● Given exercise
Pick out each line in these entries that contains the string "полученных".

● Source data
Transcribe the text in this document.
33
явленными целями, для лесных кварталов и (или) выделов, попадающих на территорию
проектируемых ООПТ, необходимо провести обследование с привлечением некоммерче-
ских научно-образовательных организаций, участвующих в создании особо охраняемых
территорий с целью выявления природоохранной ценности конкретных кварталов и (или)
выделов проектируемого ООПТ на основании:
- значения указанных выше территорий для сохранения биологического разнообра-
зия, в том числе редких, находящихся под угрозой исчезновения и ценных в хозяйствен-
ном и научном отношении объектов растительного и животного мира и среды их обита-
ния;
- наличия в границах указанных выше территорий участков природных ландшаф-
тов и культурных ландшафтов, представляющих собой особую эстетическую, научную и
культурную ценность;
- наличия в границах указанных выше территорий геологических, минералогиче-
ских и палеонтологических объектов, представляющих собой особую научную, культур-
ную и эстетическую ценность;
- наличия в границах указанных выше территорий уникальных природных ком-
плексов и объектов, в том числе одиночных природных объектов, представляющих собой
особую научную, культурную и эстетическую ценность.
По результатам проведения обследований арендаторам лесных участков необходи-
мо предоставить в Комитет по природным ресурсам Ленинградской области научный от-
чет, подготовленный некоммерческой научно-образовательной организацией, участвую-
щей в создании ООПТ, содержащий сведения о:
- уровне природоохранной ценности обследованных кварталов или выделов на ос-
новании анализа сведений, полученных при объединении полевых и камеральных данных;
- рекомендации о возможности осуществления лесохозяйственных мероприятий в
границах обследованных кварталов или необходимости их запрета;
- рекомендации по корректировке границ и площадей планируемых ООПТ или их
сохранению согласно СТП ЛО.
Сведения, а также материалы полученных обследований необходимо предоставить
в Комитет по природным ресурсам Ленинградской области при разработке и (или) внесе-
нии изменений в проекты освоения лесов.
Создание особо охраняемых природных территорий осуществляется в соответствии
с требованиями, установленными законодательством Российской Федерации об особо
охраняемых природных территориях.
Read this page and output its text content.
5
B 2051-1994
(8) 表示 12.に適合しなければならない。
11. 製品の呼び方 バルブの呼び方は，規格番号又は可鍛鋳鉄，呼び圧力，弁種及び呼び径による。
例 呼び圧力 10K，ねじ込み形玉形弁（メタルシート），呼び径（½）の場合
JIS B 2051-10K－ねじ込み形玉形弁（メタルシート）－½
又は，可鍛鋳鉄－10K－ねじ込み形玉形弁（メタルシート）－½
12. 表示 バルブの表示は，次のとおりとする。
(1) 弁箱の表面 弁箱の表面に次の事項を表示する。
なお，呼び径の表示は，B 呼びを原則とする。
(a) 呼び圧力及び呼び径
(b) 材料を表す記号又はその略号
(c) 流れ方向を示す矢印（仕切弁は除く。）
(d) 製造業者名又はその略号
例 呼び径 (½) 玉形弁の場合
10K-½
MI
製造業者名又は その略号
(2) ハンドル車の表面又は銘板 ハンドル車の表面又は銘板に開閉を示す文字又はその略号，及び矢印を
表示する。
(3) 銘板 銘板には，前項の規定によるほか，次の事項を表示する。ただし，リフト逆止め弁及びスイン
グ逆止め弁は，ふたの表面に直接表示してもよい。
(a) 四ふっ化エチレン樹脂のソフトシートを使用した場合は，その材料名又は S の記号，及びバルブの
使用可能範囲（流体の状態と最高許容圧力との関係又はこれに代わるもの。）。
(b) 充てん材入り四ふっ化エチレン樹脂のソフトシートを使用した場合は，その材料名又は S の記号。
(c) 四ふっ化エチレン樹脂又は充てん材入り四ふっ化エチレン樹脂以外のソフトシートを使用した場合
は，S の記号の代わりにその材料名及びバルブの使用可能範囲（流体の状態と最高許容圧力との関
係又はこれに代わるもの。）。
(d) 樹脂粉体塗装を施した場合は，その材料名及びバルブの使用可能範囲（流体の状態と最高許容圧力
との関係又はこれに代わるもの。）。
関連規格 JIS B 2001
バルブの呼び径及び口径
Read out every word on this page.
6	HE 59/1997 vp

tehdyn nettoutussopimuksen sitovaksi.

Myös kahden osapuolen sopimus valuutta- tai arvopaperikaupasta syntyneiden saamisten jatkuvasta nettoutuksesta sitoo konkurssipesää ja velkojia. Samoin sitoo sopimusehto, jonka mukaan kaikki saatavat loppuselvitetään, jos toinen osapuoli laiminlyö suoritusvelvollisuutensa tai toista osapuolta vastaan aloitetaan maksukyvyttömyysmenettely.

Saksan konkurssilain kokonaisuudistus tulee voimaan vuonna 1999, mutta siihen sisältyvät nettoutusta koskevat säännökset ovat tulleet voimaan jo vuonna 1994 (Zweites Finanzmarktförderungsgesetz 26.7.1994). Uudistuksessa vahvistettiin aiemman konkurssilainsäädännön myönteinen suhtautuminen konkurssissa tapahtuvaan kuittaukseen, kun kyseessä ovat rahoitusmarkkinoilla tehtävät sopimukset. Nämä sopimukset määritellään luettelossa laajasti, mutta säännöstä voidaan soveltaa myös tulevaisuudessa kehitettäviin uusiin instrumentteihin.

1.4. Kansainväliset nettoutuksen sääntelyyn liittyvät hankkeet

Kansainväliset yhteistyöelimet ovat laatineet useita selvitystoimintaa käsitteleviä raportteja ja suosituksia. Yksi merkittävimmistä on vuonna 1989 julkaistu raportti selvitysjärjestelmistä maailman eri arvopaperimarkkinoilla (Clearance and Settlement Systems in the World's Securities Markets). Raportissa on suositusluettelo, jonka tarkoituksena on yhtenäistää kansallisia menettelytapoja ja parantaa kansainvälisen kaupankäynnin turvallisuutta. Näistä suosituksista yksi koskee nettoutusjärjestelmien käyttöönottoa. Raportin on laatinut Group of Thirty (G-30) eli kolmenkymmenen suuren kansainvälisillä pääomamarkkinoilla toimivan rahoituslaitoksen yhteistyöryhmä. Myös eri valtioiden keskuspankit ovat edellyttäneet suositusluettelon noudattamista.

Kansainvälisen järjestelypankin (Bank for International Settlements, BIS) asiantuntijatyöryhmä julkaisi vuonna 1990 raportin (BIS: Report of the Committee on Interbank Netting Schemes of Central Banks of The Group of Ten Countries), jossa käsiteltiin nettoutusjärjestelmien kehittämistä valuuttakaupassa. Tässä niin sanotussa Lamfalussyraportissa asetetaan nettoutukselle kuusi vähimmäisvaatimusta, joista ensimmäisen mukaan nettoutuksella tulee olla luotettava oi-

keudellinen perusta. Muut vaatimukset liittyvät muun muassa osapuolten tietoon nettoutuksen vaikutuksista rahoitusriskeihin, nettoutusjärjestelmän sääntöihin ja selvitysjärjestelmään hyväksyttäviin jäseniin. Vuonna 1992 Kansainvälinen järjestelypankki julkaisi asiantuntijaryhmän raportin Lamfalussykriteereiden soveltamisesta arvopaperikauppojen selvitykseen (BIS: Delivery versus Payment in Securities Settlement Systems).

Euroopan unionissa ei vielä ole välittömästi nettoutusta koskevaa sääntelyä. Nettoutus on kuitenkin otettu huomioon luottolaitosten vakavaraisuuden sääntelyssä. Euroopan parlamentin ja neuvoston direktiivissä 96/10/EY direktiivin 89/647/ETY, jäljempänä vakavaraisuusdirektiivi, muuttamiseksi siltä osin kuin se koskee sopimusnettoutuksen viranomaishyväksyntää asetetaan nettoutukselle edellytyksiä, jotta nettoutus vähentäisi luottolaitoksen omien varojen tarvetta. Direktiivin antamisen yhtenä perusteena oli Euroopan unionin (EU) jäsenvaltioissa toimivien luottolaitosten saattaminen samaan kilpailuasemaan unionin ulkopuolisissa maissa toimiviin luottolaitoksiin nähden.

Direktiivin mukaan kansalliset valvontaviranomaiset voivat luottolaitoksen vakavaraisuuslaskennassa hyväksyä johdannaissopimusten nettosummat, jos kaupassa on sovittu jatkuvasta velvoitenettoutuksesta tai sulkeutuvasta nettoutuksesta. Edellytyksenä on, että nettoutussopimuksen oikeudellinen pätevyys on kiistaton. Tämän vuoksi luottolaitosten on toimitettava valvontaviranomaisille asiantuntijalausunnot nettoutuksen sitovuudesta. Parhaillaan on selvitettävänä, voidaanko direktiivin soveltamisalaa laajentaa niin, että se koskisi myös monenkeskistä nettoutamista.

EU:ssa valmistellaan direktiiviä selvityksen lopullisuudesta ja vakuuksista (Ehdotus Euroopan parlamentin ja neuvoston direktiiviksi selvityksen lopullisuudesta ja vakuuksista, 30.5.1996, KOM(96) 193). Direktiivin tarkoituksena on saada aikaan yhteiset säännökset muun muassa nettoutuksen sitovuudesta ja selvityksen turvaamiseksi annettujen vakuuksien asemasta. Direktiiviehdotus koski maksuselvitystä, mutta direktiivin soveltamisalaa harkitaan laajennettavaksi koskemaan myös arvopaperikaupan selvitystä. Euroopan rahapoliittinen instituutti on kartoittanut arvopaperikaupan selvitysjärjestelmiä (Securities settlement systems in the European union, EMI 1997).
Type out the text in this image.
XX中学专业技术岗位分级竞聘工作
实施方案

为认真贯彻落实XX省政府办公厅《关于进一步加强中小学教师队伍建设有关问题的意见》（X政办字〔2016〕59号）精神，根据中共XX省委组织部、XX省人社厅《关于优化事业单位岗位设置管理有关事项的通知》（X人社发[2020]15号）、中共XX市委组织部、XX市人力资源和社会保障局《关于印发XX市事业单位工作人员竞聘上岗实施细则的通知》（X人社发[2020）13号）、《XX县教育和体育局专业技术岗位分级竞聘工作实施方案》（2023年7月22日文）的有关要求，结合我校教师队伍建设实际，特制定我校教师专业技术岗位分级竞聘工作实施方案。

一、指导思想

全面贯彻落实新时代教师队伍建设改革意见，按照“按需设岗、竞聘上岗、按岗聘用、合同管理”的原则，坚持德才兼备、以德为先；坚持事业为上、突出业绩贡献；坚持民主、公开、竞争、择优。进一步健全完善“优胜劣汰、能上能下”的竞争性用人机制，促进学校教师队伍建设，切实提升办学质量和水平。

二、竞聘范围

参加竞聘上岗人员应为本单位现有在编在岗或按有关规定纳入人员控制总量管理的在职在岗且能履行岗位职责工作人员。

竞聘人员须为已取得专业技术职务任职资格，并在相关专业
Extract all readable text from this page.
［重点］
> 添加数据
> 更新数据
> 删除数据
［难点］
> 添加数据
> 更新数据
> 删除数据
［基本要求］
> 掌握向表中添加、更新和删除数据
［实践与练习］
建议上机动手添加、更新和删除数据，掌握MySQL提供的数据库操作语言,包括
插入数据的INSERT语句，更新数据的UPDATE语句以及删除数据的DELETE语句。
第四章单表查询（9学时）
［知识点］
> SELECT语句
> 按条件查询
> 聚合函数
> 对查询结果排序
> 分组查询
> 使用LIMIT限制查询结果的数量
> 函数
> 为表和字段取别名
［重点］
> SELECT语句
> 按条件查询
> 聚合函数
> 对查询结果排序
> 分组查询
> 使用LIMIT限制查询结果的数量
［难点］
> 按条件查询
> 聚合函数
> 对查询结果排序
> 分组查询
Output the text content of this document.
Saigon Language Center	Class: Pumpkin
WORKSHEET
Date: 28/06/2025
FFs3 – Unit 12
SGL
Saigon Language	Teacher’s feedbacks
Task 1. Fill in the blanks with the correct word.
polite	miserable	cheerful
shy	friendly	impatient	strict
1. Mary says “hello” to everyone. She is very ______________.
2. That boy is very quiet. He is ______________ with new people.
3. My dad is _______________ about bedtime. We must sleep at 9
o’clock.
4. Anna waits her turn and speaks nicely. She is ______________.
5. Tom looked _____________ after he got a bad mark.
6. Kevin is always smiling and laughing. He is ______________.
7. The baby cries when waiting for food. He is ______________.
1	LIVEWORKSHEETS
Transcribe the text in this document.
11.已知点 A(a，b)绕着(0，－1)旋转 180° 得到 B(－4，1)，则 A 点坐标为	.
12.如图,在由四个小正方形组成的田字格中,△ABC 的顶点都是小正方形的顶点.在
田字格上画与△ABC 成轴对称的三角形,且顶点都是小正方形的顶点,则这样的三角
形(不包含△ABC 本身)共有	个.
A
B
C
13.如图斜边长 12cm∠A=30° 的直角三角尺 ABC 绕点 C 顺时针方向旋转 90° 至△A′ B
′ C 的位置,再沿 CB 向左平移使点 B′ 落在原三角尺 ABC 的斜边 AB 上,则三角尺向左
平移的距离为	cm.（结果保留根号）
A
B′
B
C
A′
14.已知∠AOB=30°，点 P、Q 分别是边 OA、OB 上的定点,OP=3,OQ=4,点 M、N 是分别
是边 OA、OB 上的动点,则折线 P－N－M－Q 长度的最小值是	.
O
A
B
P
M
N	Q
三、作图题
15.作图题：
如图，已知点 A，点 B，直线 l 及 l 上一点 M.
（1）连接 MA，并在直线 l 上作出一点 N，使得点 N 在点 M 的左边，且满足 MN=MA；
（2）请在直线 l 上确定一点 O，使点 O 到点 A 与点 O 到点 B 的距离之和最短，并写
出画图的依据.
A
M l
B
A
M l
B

● Full answer
новании анализа сведений, полученных при объединении полевых и камеральных данных;
Сведения, а также материалы полученных обследований необходимо предоставить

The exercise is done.